Source data:

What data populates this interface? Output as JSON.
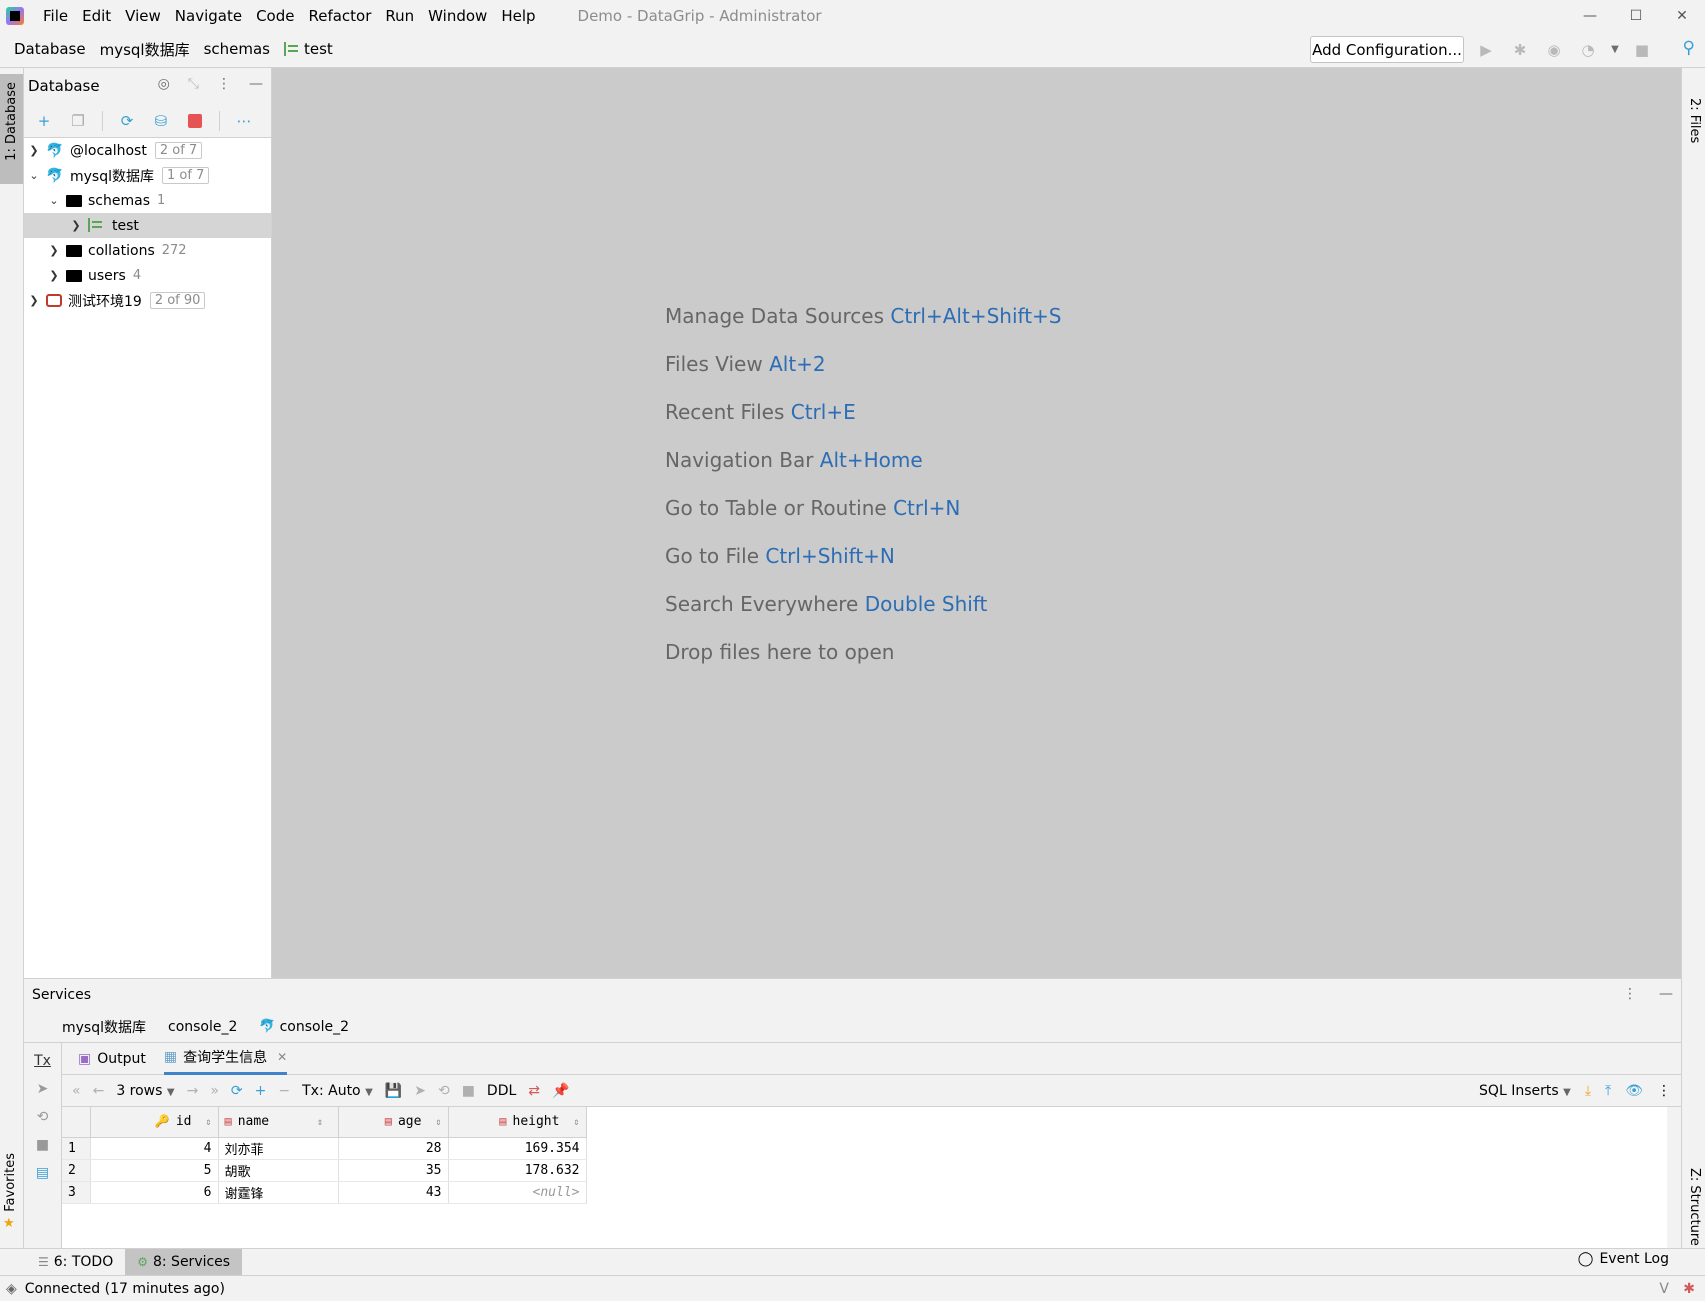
{
  "menu": {
    "items": [
      "File",
      "Edit",
      "View",
      "Navigate",
      "Code",
      "Refactor",
      "Run",
      "Window",
      "Help"
    ],
    "window_title": "Demo - DataGrip - Administrator"
  },
  "window_controls": {
    "minimize": "—",
    "maximize": "☐",
    "close": "✕"
  },
  "navbar": {
    "crumbs": [
      "Database",
      "mysql数据库",
      "schemas",
      "test"
    ],
    "add_configuration": "Add Configuration..."
  },
  "left_stripe": {
    "database_tab": "1: Database",
    "favorites_tab": "Favorites"
  },
  "right_stripe": {
    "files_tab": "2: Files",
    "structure_tab": "Z: Structure"
  },
  "db_panel": {
    "title": "Database",
    "tree": [
      {
        "label": "@localhost",
        "badge": "2 of 7"
      },
      {
        "label": "mysql数据库",
        "badge": "1 of 7"
      },
      {
        "label": "schemas",
        "count": "1"
      },
      {
        "label": "test"
      },
      {
        "label": "collations",
        "count": "272"
      },
      {
        "label": "users",
        "count": "4"
      },
      {
        "label": "测试环境19",
        "badge": "2 of 90"
      }
    ]
  },
  "editor": {
    "tips": [
      {
        "text": "Manage Data Sources",
        "key": "Ctrl+Alt+Shift+S"
      },
      {
        "text": "Files View",
        "key": "Alt+2"
      },
      {
        "text": "Recent Files",
        "key": "Ctrl+E"
      },
      {
        "text": "Navigation Bar",
        "key": "Alt+Home"
      },
      {
        "text": "Go to Table or Routine",
        "key": "Ctrl+N"
      },
      {
        "text": "Go to File",
        "key": "Ctrl+Shift+N"
      },
      {
        "text": "Search Everywhere",
        "key": "Double Shift"
      },
      {
        "text": "Drop files here to open",
        "key": ""
      }
    ]
  },
  "services": {
    "title": "Services",
    "tabs": [
      "mysql数据库",
      "console_2",
      "console_2"
    ],
    "tx_label": "Tx",
    "result_tabs": [
      "Output",
      "查询学生信息"
    ],
    "toolbar": {
      "rows": "3 rows",
      "tx_mode": "Tx: Auto",
      "ddl": "DDL",
      "sql_inserts": "SQL Inserts"
    },
    "grid": {
      "columns": [
        "id",
        "name",
        "age",
        "height"
      ],
      "rows": [
        {
          "n": "1",
          "id": "4",
          "name": "刘亦菲",
          "age": "28",
          "height": "169.354"
        },
        {
          "n": "2",
          "id": "5",
          "name": "胡歌",
          "age": "35",
          "height": "178.632"
        },
        {
          "n": "3",
          "id": "6",
          "name": "谢霆锋",
          "age": "43",
          "height": "<null>"
        }
      ]
    }
  },
  "bottom_tools": {
    "todo": "6: TODO",
    "services": "8: Services",
    "event_log": "Event Log"
  },
  "status": {
    "text": "Connected (17 minutes ago)"
  }
}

Prompt:
Return a copy of every line that includes the word "height".

The result:
        "height"
          "height": "169.354"
          "height": "178.632"
          "height": "<null>"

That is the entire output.